| PROBLEM |
Every line of the material is to be quoted verbatim, minus the pictures.

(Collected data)
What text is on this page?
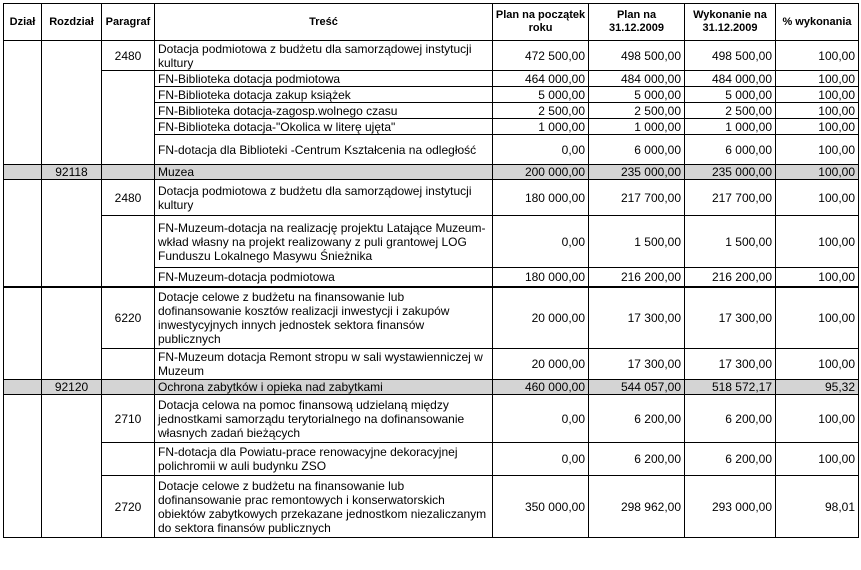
Dział	Rozdział	Paragraf	Treść	Plan na początek roku	Plan na 31.12.2009	Wykonanie na 31.12.2009	% wykonania
		2480	Dotacja podmiotowa z budżetu dla samorządowej instytucji kultury	472 500,00	498 500,00	498 500,00	100,00
			FN-Biblioteka dotacja podmiotowa	464 000,00	484 000,00	484 000,00	100,00
			FN-Biblioteka dotacja zakup książek	5 000,00	5 000,00	5 000,00	100,00
			FN-Biblioteka dotacja-zagosp.wolnego czasu	2 500,00	2 500,00	2 500,00	100,00
			FN-Biblioteka dotacja-"Okolica w literę ujęta"	1 000,00	1 000,00	1 000,00	100,00
			FN-dotacja dla Biblioteki -Centrum Kształcenia na odległość	0,00	6 000,00	6 000,00	100,00
	92118		Muzea	200 000,00	235 000,00	235 000,00	100,00
		2480	Dotacja podmiotowa z budżetu dla samorządowej instytucji kultury	180 000,00	217 700,00	217 700,00	100,00
			FN-Muzeum-dotacja na realizację projektu Latające Muzeum-wkład własny na projekt realizowany z puli grantowej LOG Funduszu Lokalnego Masywu Śnieżnika	0,00	1 500,00	1 500,00	100,00
			FN-Muzeum-dotacja podmiotowa	180 000,00	216 200,00	216 200,00	100,00
		6220	Dotacje celowe z budżetu na finansowanie lub dofinansowanie kosztów realizacji inwestycji i zakupów inwestycyjnych innych jednostek sektora finansów publicznych	20 000,00	17 300,00	17 300,00	100,00
			FN-Muzeum dotacja Remont stropu w sali wystawienniczej w Muzeum	20 000,00	17 300,00	17 300,00	100,00
	92120		Ochrona zabytków i opieka nad zabytkami	460 000,00	544 057,00	518 572,17	95,32
		2710	Dotacja celowa na pomoc finansową udzielaną między jednostkami samorządu terytorialnego na dofinansowanie własnych zadań bieżących	0,00	6 200,00	6 200,00	100,00
			FN-dotacja dla Powiatu-prace renowacyjne dekoracyjnej polichromii w auli budynku ZSO	0,00	6 200,00	6 200,00	100,00
		2720	Dotacje celowe z budżetu na finansowanie lub dofinansowanie prac remontowych i konserwatorskich obiektów zabytkowych przekazane jednostkom niezaliczanym do sektora finansów publicznych	350 000,00	298 962,00	293 000,00	98,01
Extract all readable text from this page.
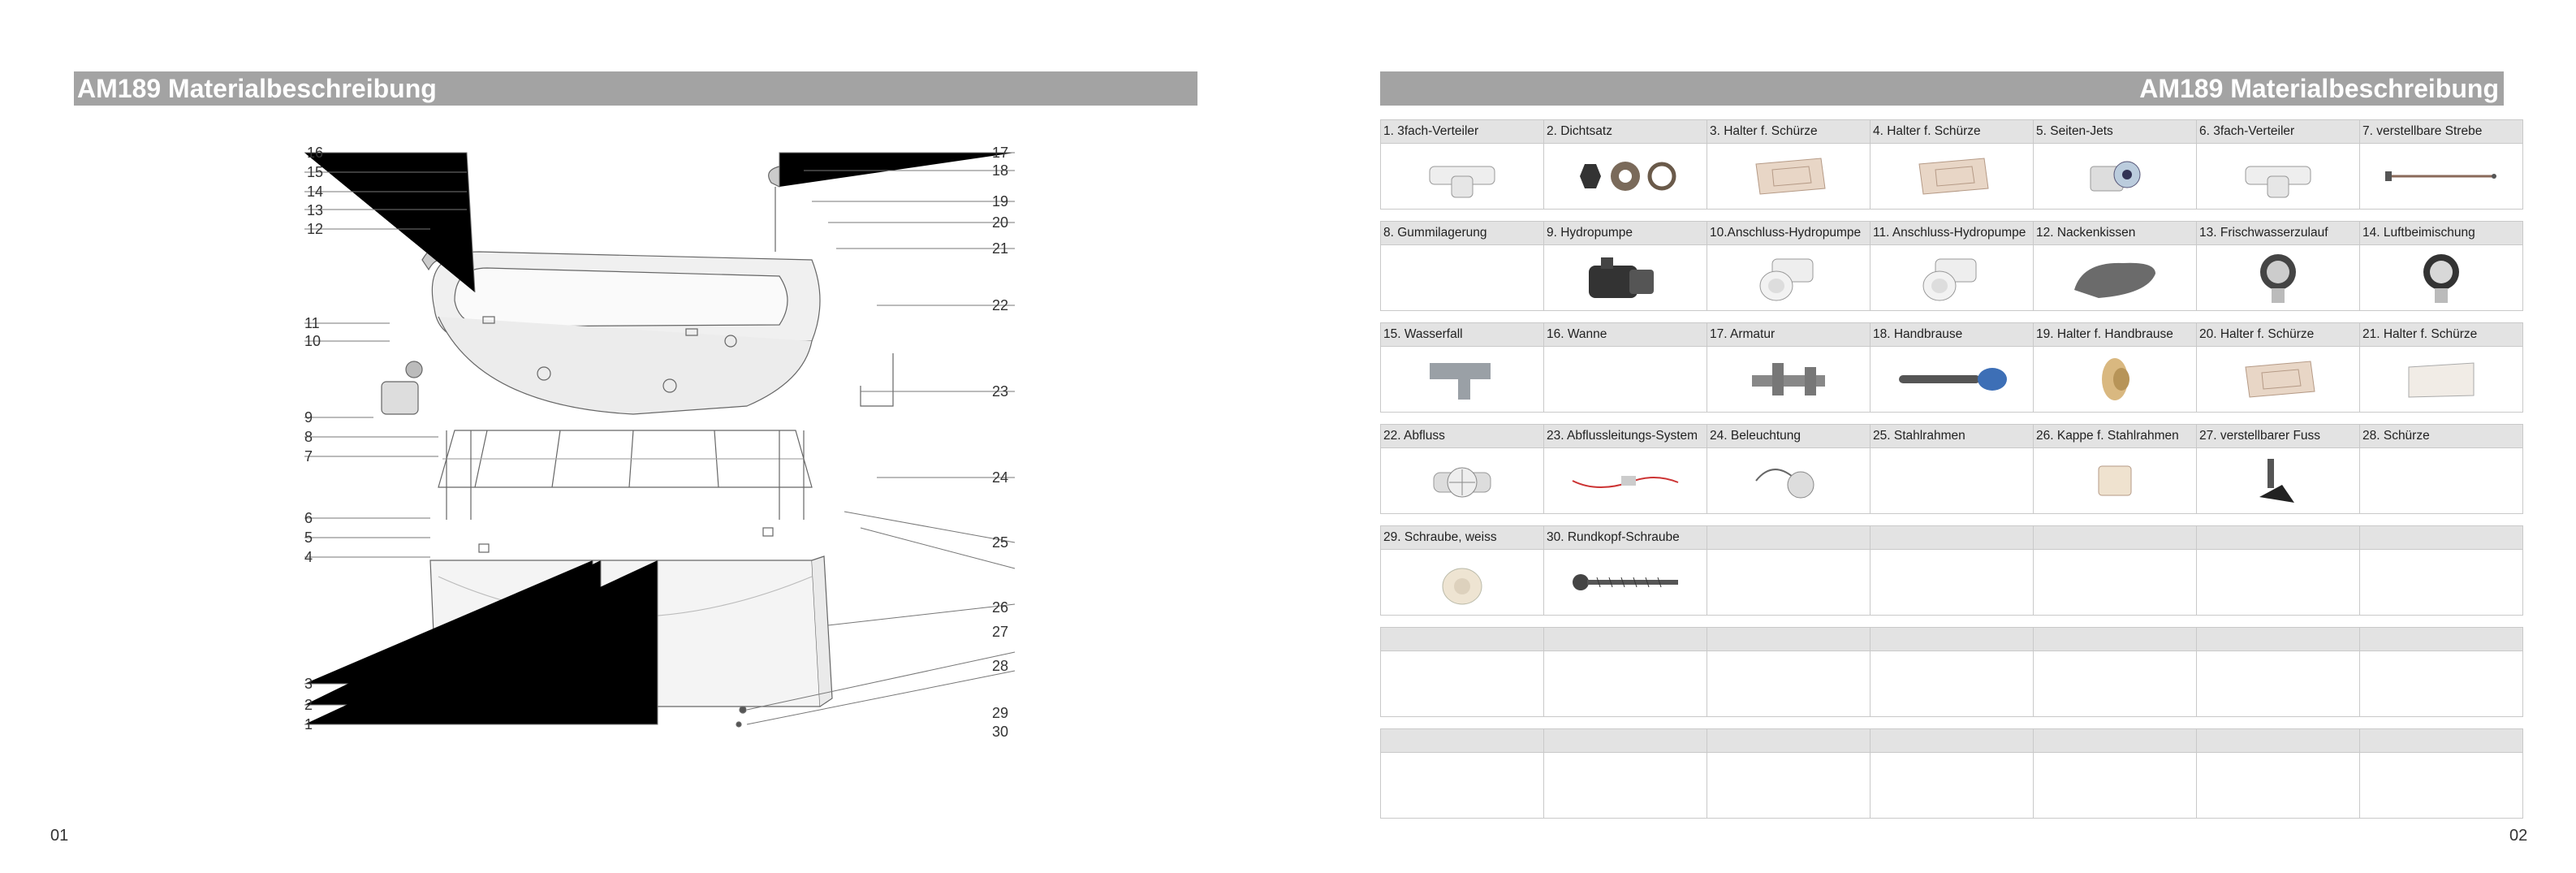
AM189 Materialbeschreibung	AM189 Materialbeschreibung
16
15
14
13
12
11
10
9
8
7
6
5
4
3
2
1
17
18
19
20
21
22
23
24
25
26
27
28
29
30
1. 3fach-Verteiler	2. Dichtsatz	3. Halter f. Schürze	4. Halter f. Schürze	5. Seiten-Jets	6. 3fach-Verteiler	7. verstellbare Strebe

8. Gummilagerung	9. Hydropumpe	10.Anschluss-Hydropumpe	11. Anschluss-Hydropumpe	12. Nackenkissen	13. Frischwasserzulauf	14. Luftbeimischung

15. Wasserfall	16. Wanne	17. Armatur	18. Handbrause	19. Halter f. Handbrause	20. Halter f. Schürze	21. Halter f. Schürze

22. Abfluss	23. Abflussleitungs-System	24. Beleuchtung	25. Stahlrahmen	26. Kappe f. Stahlrahmen	27. verstellbarer Fuss	28. Schürze

29. Schraube, weiss	30. Rundkopf-Schraube					

01	02
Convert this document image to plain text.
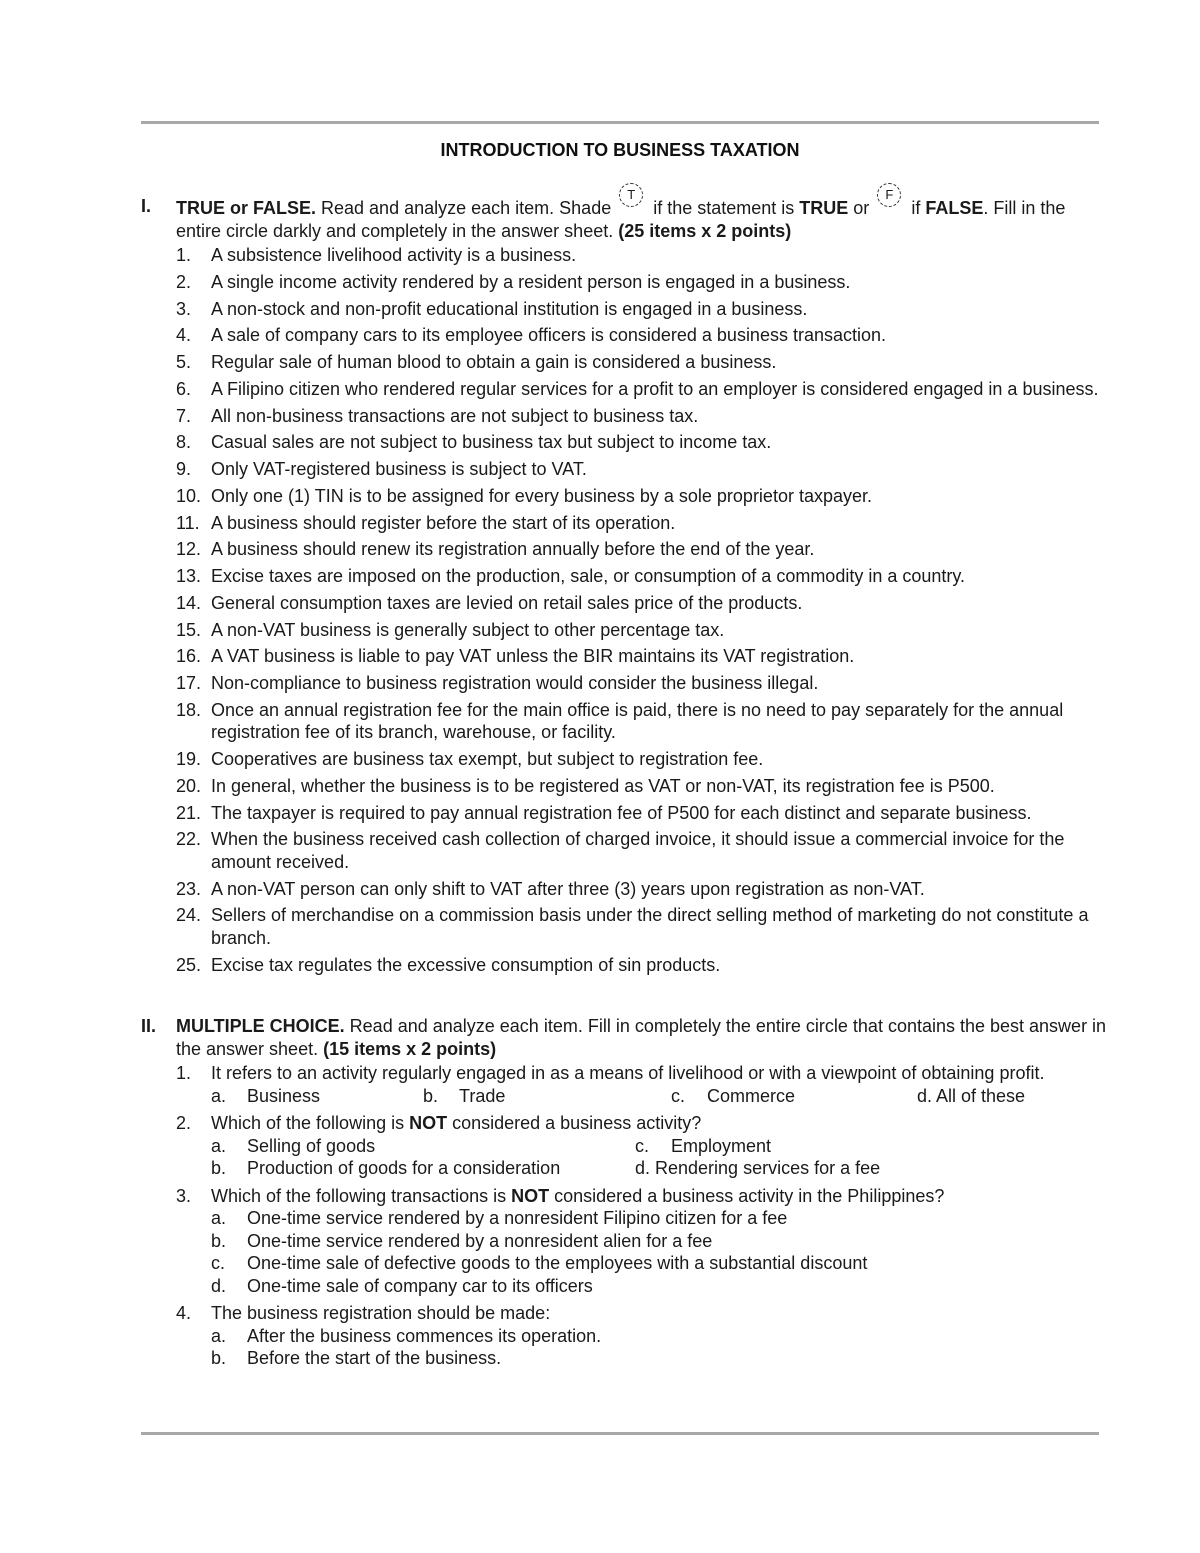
INTRODUCTION TO BUSINESS TAXATION
I. TRUE or FALSE. Read and analyze each item. Shade
T
if the statement is TRUE or
F
if FALSE. Fill in the entire circle darkly and completely in the answer sheet. (25 items x 2 points)
1. A subsistence livelihood activity is a business.
2. A single income activity rendered by a resident person is engaged in a business.
3. A non-stock and non-profit educational institution is engaged in a business.
4. A sale of company cars to its employee officers is considered a business transaction.
5. Regular sale of human blood to obtain a gain is considered a business.
6. A Filipino citizen who rendered regular services for a profit to an employer is considered engaged in a business.
7. All non-business transactions are not subject to business tax.
8. Casual sales are not subject to business tax but subject to income tax.
9. Only VAT-registered business is subject to VAT.
10. Only one (1) TIN is to be assigned for every business by a sole proprietor taxpayer.
11. A business should register before the start of its operation.
12. A business should renew its registration annually before the end of the year.
13. Excise taxes are imposed on the production, sale, or consumption of a commodity in a country.
14. General consumption taxes are levied on retail sales price of the products.
15. A non-VAT business is generally subject to other percentage tax.
16. A VAT business is liable to pay VAT unless the BIR maintains its VAT registration.
17. Non-compliance to business registration would consider the business illegal.
18. Once an annual registration fee for the main office is paid, there is no need to pay separately for the annual registration fee of its branch, warehouse, or facility.
19. Cooperatives are business tax exempt, but subject to registration fee.
20. In general, whether the business is to be registered as VAT or non-VAT, its registration fee is P500.
21. The taxpayer is required to pay annual registration fee of P500 for each distinct and separate business.
22. When the business received cash collection of charged invoice, it should issue a commercial invoice for the amount received.
23. A non-VAT person can only shift to VAT after three (3) years upon registration as non-VAT.
24. Sellers of merchandise on a commission basis under the direct selling method of marketing do not constitute a branch.
25. Excise tax regulates the excessive consumption of sin products.
II. MULTIPLE CHOICE. Read and analyze each item. Fill in completely the entire circle that contains the best answer in the answer sheet. (15 items x 2 points)
1. It refers to an activity regularly engaged in as a means of livelihood or with a viewpoint of obtaining profit.
a. Business	b. Trade	c. Commerce	d. All of these
2. Which of the following is NOT considered a business activity?
a. Selling of goods	c. Employment
b. Production of goods for a consideration	d. Rendering services for a fee
3. Which of the following transactions is NOT considered a business activity in the Philippines?
a. One-time service rendered by a nonresident Filipino citizen for a fee
b. One-time service rendered by a nonresident alien for a fee
c. One-time sale of defective goods to the employees with a substantial discount
d. One-time sale of company car to its officers
4. The business registration should be made:
a. After the business commences its operation.
b. Before the start of the business.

| WORKED SOLUTION |
What text is on this page?
Dział	Rozdział	Paragraf	Treść	Plan na początek roku	Plan na 31.12.2009	Wykonanie na 31.12.2009	% wykonania
		2480	Dotacja podmiotowa z budżetu dla samorządowej instytucji kultury	472 500,00	498 500,00	498 500,00	100,00
			FN-Biblioteka dotacja podmiotowa	464 000,00	484 000,00	484 000,00	100,00
			FN-Biblioteka dotacja zakup książek	5 000,00	5 000,00	5 000,00	100,00
			FN-Biblioteka dotacja-zagosp.wolnego czasu	2 500,00	2 500,00	2 500,00	100,00
			FN-Biblioteka dotacja-"Okolica w literę ujęta"	1 000,00	1 000,00	1 000,00	100,00
			FN-dotacja dla Biblioteki -Centrum Kształcenia na odległość	0,00	6 000,00	6 000,00	100,00
	92118		Muzea	200 000,00	235 000,00	235 000,00	100,00
		2480	Dotacja podmiotowa z budżetu dla samorządowej instytucji kultury	180 000,00	217 700,00	217 700,00	100,00
			FN-Muzeum-dotacja na realizację projektu Latające Muzeum-wkład własny na projekt realizowany z puli grantowej LOG Funduszu Lokalnego Masywu Śnieżnika	0,00	1 500,00	1 500,00	100,00
			FN-Muzeum-dotacja podmiotowa	180 000,00	216 200,00	216 200,00	100,00
		6220	Dotacje celowe z budżetu na finansowanie lub dofinansowanie kosztów realizacji inwestycji i zakupów inwestycyjnych innych jednostek sektora finansów publicznych	20 000,00	17 300,00	17 300,00	100,00
			FN-Muzeum dotacja Remont stropu w sali wystawienniczej w Muzeum	20 000,00	17 300,00	17 300,00	100,00
	92120		Ochrona zabytków i opieka nad zabytkami	460 000,00	544 057,00	518 572,17	95,32
		2710	Dotacja celowa na pomoc finansową udzielaną między jednostkami samorządu terytorialnego na dofinansowanie własnych zadań bieżących	0,00	6 200,00	6 200,00	100,00
			FN-dotacja dla Powiatu-prace renowacyjne dekoracyjnej polichromii w auli budynku ZSO	0,00	6 200,00	6 200,00	100,00
		2720	Dotacje celowe z budżetu na finansowanie lub dofinansowanie prac remontowych i konserwatorskich obiektów zabytkowych przekazane jednostkom niezaliczanym do sektora finansów publicznych	350 000,00	298 962,00	293 000,00	98,01
Extract all readable text from this page.
AM189 Materialbeschreibung	AM189 Materialbeschreibung
16
15
14
13
12
11
10
9
8
7
6
5
4
3
2
1
17
18
19
20
21
22
23
24
25
26
27
28
29
30
1. 3fach-Verteiler	2. Dichtsatz	3. Halter f. Schürze	4. Halter f. Schürze	5. Seiten-Jets	6. 3fach-Verteiler	7. verstellbare Strebe

8. Gummilagerung	9. Hydropumpe	10.Anschluss-Hydropumpe	11. Anschluss-Hydropumpe	12. Nackenkissen	13. Frischwasserzulauf	14. Luftbeimischung

15. Wasserfall	16. Wanne	17. Armatur	18. Handbrause	19. Halter f. Handbrause	20. Halter f. Schürze	21. Halter f. Schürze

22. Abfluss	23. Abflussleitungs-System	24. Beleuchtung	25. Stahlrahmen	26. Kappe f. Stahlrahmen	27. verstellbarer Fuss	28. Schürze

29. Schraube, weiss	30. Rundkopf-Schraube					

01	02
Convert this document image to plain text.
INTRODUCTION TO BUSINESS TAXATION
I. TRUE or FALSE. Read and analyze each item. Shade
T
if the statement is TRUE or
F
if FALSE. Fill in the entire circle darkly and completely in the answer sheet. (25 items x 2 points)
1. A subsistence livelihood activity is a business.
2. A single income activity rendered by a resident person is engaged in a business.
3. A non-stock and non-profit educational institution is engaged in a business.
4. A sale of company cars to its employee officers is considered a business transaction.
5. Regular sale of human blood to obtain a gain is considered a business.
6. A Filipino citizen who rendered regular services for a profit to an employer is considered engaged in a business.
7. All non-business transactions are not subject to business tax.
8. Casual sales are not subject to business tax but subject to income tax.
9. Only VAT-registered business is subject to VAT.
10. Only one (1) TIN is to be assigned for every business by a sole proprietor taxpayer.
11. A business should register before the start of its operation.
12. A business should renew its registration annually before the end of the year.
13. Excise taxes are imposed on the production, sale, or consumption of a commodity in a country.
14. General consumption taxes are levied on retail sales price of the products.
15. A non-VAT business is generally subject to other percentage tax.
16. A VAT business is liable to pay VAT unless the BIR maintains its VAT registration.
17. Non-compliance to business registration would consider the business illegal.
18. Once an annual registration fee for the main office is paid, there is no need to pay separately for the annual registration fee of its branch, warehouse, or facility.
19. Cooperatives are business tax exempt, but subject to registration fee.
20. In general, whether the business is to be registered as VAT or non-VAT, its registration fee is P500.
21. The taxpayer is required to pay annual registration fee of P500 for each distinct and separate business.
22. When the business received cash collection of charged invoice, it should issue a commercial invoice for the amount received.
23. A non-VAT person can only shift to VAT after three (3) years upon registration as non-VAT.
24. Sellers of merchandise on a commission basis under the direct selling method of marketing do not constitute a branch.
25. Excise tax regulates the excessive consumption of sin products.
II. MULTIPLE CHOICE. Read and analyze each item. Fill in completely the entire circle that contains the best answer in the answer sheet. (15 items x 2 points)
1. It refers to an activity regularly engaged in as a means of livelihood or with a viewpoint of obtaining profit.
a. Business	b. Trade	c. Commerce	d. All of these
2. Which of the following is NOT considered a business activity?
a. Selling of goods	c. Employment
b. Production of goods for a consideration	d. Rendering services for a fee
3. Which of the following transactions is NOT considered a business activity in the Philippines?
a. One-time service rendered by a nonresident Filipino citizen for a fee
b. One-time service rendered by a nonresident alien for a fee
c. One-time sale of defective goods to the employees with a substantial discount
d. One-time sale of company car to its officers
4. The business registration should be made:
a. After the business commences its operation.
b. Before the start of the business.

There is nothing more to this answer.